[Dataset items]
=-=-=-=-=

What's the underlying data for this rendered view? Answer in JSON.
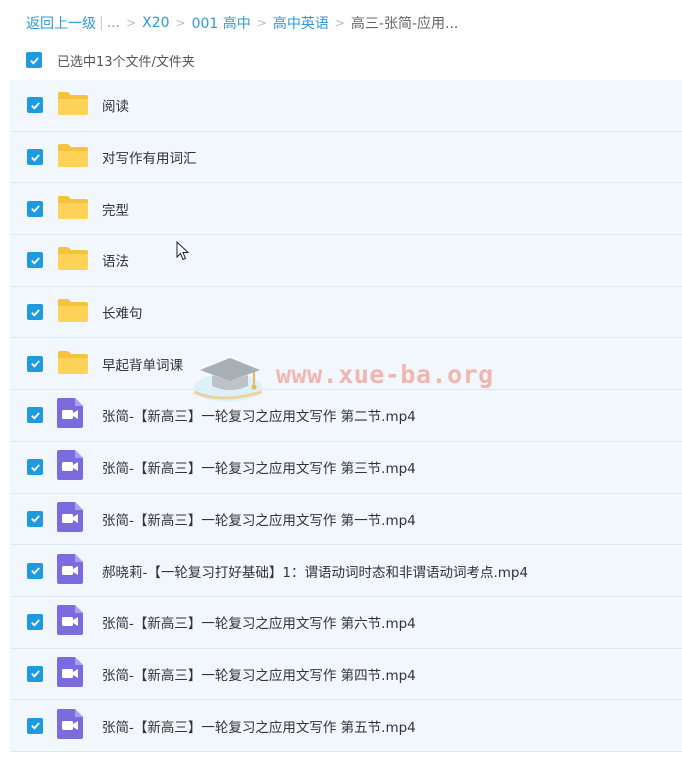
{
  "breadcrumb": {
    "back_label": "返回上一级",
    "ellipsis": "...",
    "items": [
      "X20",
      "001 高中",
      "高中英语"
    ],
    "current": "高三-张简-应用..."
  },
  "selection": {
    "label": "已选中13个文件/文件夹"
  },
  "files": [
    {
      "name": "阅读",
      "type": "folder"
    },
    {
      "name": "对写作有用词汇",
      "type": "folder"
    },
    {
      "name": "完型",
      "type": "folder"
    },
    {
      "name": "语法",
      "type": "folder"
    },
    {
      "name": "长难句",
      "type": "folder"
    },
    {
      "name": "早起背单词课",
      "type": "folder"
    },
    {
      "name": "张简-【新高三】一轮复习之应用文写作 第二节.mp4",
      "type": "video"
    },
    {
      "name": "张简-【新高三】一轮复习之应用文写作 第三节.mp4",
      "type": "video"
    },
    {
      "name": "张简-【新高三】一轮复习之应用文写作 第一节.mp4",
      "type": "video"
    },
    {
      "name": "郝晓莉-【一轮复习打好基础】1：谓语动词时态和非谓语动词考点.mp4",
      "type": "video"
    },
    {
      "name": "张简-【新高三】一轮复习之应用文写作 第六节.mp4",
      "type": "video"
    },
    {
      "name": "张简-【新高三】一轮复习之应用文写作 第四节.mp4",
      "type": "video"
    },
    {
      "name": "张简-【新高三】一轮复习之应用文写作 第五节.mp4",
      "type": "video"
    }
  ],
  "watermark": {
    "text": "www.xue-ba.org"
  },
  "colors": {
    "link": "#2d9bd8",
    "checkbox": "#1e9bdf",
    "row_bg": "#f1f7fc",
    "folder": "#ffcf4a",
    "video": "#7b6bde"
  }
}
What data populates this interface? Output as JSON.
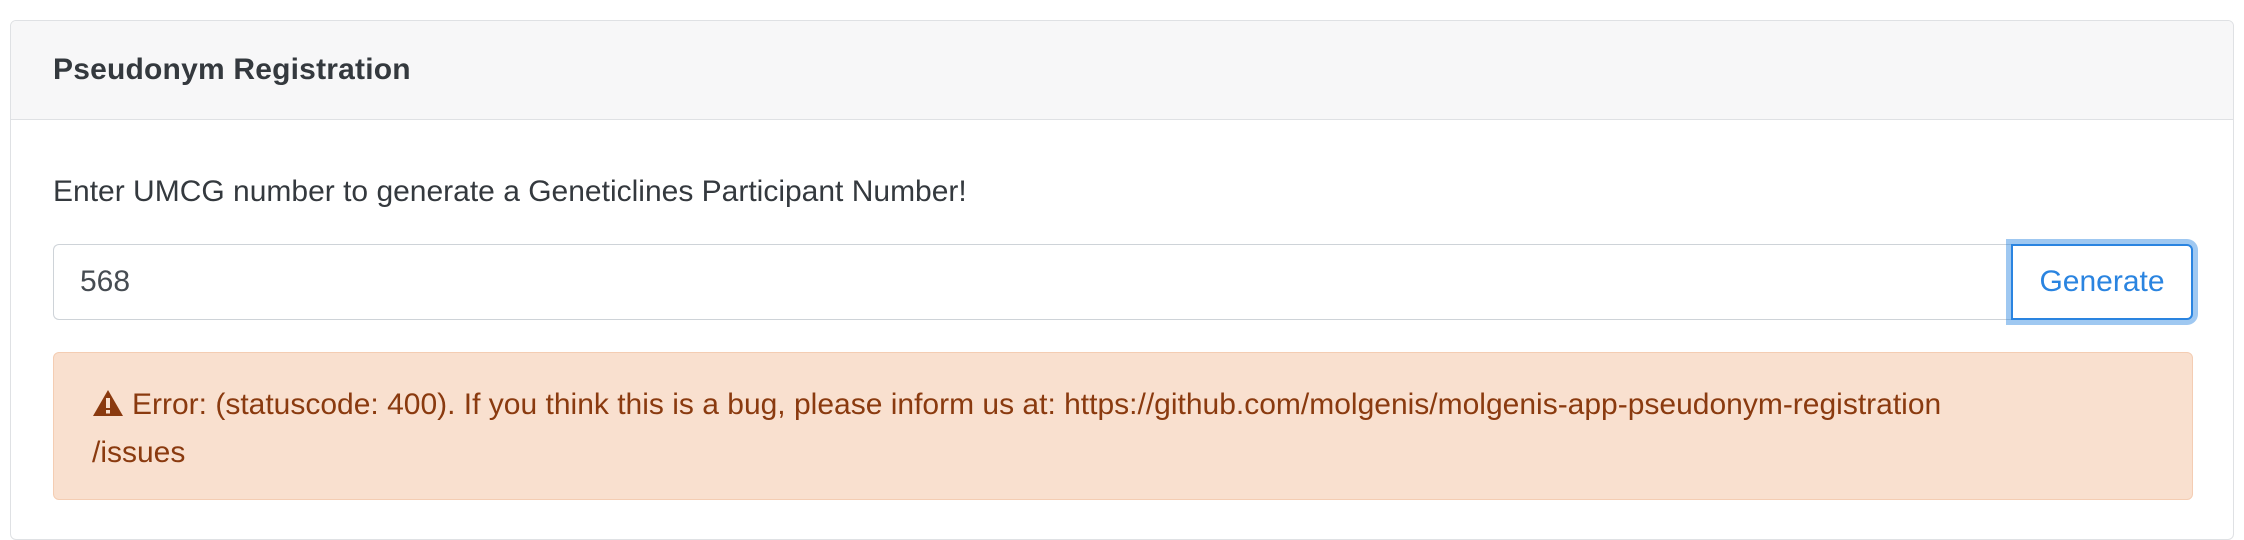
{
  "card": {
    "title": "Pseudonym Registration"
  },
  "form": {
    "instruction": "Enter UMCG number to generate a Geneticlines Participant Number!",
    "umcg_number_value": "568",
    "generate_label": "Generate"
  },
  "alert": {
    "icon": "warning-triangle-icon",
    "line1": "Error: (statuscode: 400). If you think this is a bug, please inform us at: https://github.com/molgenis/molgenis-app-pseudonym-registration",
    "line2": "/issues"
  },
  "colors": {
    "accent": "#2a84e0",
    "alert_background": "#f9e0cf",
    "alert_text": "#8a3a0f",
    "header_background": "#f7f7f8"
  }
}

=-=-=-=-=

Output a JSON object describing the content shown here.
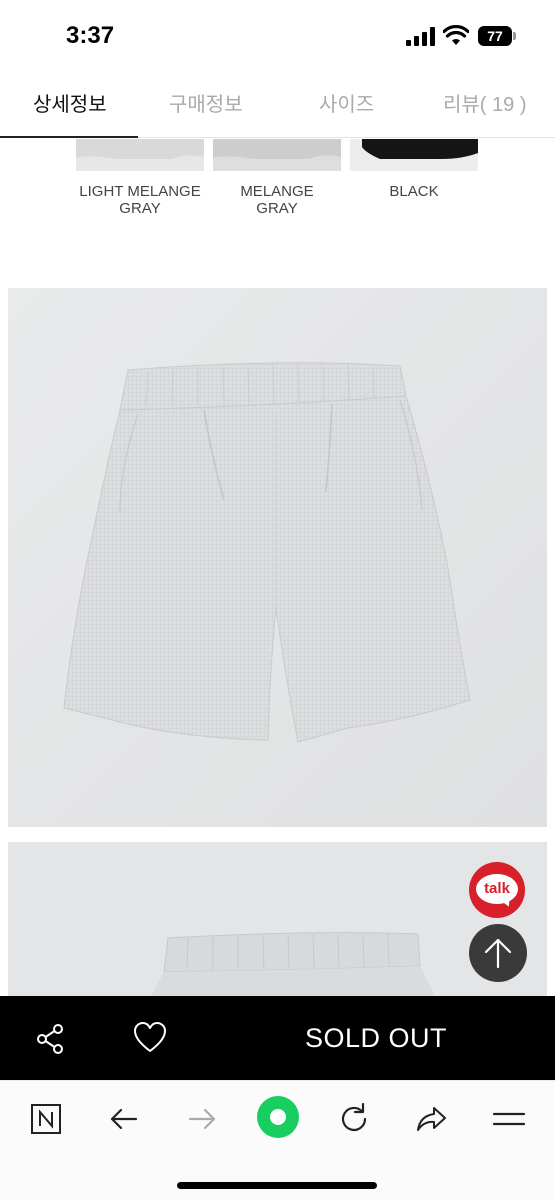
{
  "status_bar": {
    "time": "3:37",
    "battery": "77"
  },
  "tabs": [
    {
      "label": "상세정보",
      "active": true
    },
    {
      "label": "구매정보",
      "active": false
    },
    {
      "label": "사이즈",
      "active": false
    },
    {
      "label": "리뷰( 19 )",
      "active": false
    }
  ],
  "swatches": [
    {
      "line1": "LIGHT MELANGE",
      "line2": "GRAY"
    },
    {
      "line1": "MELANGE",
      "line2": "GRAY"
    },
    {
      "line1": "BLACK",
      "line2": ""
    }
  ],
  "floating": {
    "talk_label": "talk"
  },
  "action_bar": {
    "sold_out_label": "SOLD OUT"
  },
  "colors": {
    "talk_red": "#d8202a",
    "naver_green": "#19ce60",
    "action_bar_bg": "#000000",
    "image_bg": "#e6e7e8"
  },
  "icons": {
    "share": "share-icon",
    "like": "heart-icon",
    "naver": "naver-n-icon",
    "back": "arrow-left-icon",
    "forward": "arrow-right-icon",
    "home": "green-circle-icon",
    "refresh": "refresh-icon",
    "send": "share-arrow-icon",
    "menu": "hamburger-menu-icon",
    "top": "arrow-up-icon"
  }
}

=-=-=-=-=

• **EXERCISE BRIEF**: Check each line in the listing above for the string "this", then report how many lines contain it, with no other text.

• **TASK RESULT**: 3